Aim: Print out the entries below with no edits.

[START OF Provided information]

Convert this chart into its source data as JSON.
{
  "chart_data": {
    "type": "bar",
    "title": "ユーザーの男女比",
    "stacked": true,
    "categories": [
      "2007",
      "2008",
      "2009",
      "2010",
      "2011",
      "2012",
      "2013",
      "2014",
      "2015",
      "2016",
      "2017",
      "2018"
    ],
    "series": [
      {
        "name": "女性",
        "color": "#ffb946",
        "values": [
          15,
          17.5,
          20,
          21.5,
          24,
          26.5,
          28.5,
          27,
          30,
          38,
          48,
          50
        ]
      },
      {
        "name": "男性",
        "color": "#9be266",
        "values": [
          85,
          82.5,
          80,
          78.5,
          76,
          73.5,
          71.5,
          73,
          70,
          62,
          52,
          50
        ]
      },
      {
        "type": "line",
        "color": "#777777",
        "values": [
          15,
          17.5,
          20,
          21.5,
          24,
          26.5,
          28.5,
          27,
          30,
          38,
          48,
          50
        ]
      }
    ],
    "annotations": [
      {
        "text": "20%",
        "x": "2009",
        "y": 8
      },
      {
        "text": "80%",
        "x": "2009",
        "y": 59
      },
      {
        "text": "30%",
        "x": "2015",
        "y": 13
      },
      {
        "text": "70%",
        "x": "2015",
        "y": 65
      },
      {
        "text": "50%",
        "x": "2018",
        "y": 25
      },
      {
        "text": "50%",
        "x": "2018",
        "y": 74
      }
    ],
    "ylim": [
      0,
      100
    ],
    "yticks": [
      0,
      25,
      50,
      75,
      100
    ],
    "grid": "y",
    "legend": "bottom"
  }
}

[END OF Provided information]

Worked answer:
Convert this chart into its source data as JSON.
{
  "chart_data": {
    "type": "bar",
    "title": "ユーザーの男女比",
    "stacked": true,
    "categories": [
      "2007",
      "2008",
      "2009",
      "2010",
      "2011",
      "2012",
      "2013",
      "2014",
      "2015",
      "2016",
      "2017",
      "2018"
    ],
    "series": [
      {
        "name": "女性",
        "color": "#ffb946",
        "values": [
          15,
          17.5,
          20,
          21.5,
          24,
          26.5,
          28.5,
          27,
          30,
          38,
          48,
          50
        ]
      },
      {
        "name": "男性",
        "color": "#9be266",
        "values": [
          85,
          82.5,
          80,
          78.5,
          76,
          73.5,
          71.5,
          73,
          70,
          62,
          52,
          50
        ]
      },
      {
        "type": "line",
        "color": "#777777",
        "values": [
          15,
          17.5,
          20,
          21.5,
          24,
          26.5,
          28.5,
          27,
          30,
          38,
          48,
          50
        ]
      }
    ],
    "annotations": [
      {
        "text": "20%",
        "x": "2009",
        "y": 8
      },
      {
        "text": "80%",
        "x": "2009",
        "y": 59
      },
      {
        "text": "30%",
        "x": "2015",
        "y": 13
      },
      {
        "text": "70%",
        "x": "2015",
        "y": 65
      },
      {
        "text": "50%",
        "x": "2018",
        "y": 25
      },
      {
        "text": "50%",
        "x": "2018",
        "y": 74
      }
    ],
    "ylim": [
      0,
      100
    ],
    "yticks": [
      0,
      25,
      50,
      75,
      100
    ],
    "grid": "y",
    "legend": "bottom"
  }
}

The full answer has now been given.